## Exercise requirements
Locate and copy all lines bearing the word "name".

## Material for the task
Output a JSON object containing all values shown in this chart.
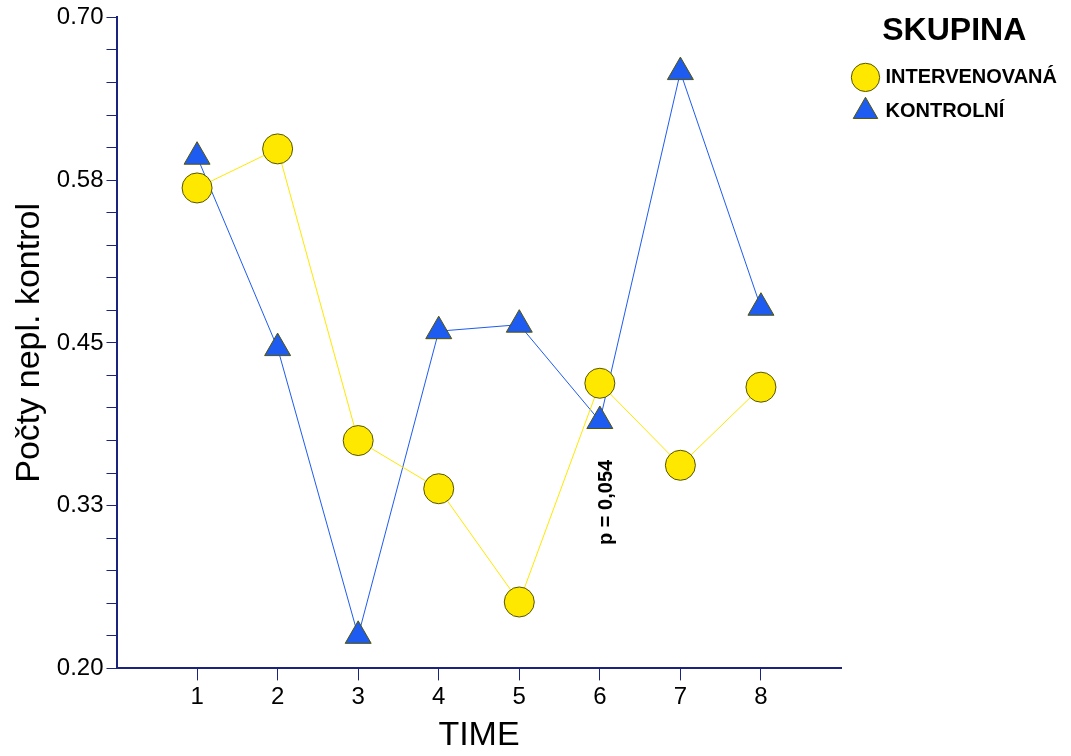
{
  "chart_data": {
    "type": "line",
    "xlabel": "TIME",
    "ylabel": "Počty nepl. kontrol",
    "legend_title": "SKUPINA",
    "legend": "top right",
    "grid": false,
    "x": [
      1,
      2,
      3,
      4,
      5,
      6,
      7,
      8
    ],
    "series": [
      {
        "name": "INTERVENOVANÁ",
        "color": "#ffe800",
        "marker": "circle",
        "values": [
          0.569,
          0.599,
          0.375,
          0.338,
          0.251,
          0.419,
          0.356,
          0.416
        ]
      },
      {
        "name": "KONTROLNÍ",
        "color": "#1e5bf0",
        "marker": "triangle",
        "values": [
          0.593,
          0.446,
          0.225,
          0.459,
          0.464,
          0.39,
          0.658,
          0.477
        ]
      }
    ],
    "xlim": [
      0,
      9
    ],
    "xticks": [
      1,
      2,
      3,
      4,
      5,
      6,
      7,
      8
    ],
    "ylim": [
      0.2,
      0.7
    ],
    "yticks": [
      {
        "value": 0.2,
        "label": "0.20"
      },
      {
        "value": 0.225,
        "label": null
      },
      {
        "value": 0.25,
        "label": null
      },
      {
        "value": 0.275,
        "label": null
      },
      {
        "value": 0.3,
        "label": null
      },
      {
        "value": 0.325,
        "label": "0.33"
      },
      {
        "value": 0.35,
        "label": null
      },
      {
        "value": 0.375,
        "label": null
      },
      {
        "value": 0.4,
        "label": null
      },
      {
        "value": 0.425,
        "label": null
      },
      0.45,
      {
        "value": 0.475,
        "label": null
      },
      {
        "value": 0.5,
        "label": null
      },
      {
        "value": 0.525,
        "label": null
      },
      {
        "value": 0.55,
        "label": null
      },
      {
        "value": 0.575,
        "label": "0.58"
      },
      {
        "value": 0.6,
        "label": null
      },
      {
        "value": 0.625,
        "label": null
      },
      {
        "value": 0.65,
        "label": null
      },
      {
        "value": 0.675,
        "label": null
      },
      {
        "value": 0.7,
        "label": "0.70"
      }
    ],
    "annotations": [
      "p = 0,054"
    ]
  }
}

## Solved exercise
        "name": "INTERVENOVANÁ",
        "name": "KONTROLNÍ",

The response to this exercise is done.